| Written request |
Quote all entries in full, exactly.

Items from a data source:
• • • • •
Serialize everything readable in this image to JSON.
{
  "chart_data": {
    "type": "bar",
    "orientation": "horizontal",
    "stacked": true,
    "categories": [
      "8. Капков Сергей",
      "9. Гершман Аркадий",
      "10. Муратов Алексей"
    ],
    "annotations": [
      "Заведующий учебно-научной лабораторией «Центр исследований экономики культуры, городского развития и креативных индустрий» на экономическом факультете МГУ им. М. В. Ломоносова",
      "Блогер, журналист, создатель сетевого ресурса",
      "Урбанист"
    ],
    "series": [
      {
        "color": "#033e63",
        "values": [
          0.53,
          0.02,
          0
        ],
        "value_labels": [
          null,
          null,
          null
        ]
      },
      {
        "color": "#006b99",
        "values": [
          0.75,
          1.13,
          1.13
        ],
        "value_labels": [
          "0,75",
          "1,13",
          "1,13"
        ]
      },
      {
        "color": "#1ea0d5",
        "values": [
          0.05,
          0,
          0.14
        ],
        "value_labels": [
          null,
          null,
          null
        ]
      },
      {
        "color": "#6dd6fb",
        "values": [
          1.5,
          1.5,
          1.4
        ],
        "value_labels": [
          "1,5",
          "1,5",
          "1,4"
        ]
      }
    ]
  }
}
• • • • •
| Task output |
Serialize everything readable in this image to JSON.
{
  "chart_data": {
    "type": "bar",
    "orientation": "horizontal",
    "stacked": true,
    "categories": [
      "8. Капков Сергей",
      "9. Гершман Аркадий",
      "10. Муратов Алексей"
    ],
    "annotations": [
      "Заведующий учебно-научной лабораторией «Центр исследований экономики культуры, городского развития и креативных индустрий» на экономическом факультете МГУ им. М. В. Ломоносова",
      "Блогер, журналист, создатель сетевого ресурса",
      "Урбанист"
    ],
    "series": [
      {
        "color": "#033e63",
        "values": [
          0.53,
          0.02,
          0
        ],
        "value_labels": [
          null,
          null,
          null
        ]
      },
      {
        "color": "#006b99",
        "values": [
          0.75,
          1.13,
          1.13
        ],
        "value_labels": [
          "0,75",
          "1,13",
          "1,13"
        ]
      },
      {
        "color": "#1ea0d5",
        "values": [
          0.05,
          0,
          0.14
        ],
        "value_labels": [
          null,
          null,
          null
        ]
      },
      {
        "color": "#6dd6fb",
        "values": [
          1.5,
          1.5,
          1.4
        ],
        "value_labels": [
          "1,5",
          "1,5",
          "1,4"
        ]
      }
    ]
  }
}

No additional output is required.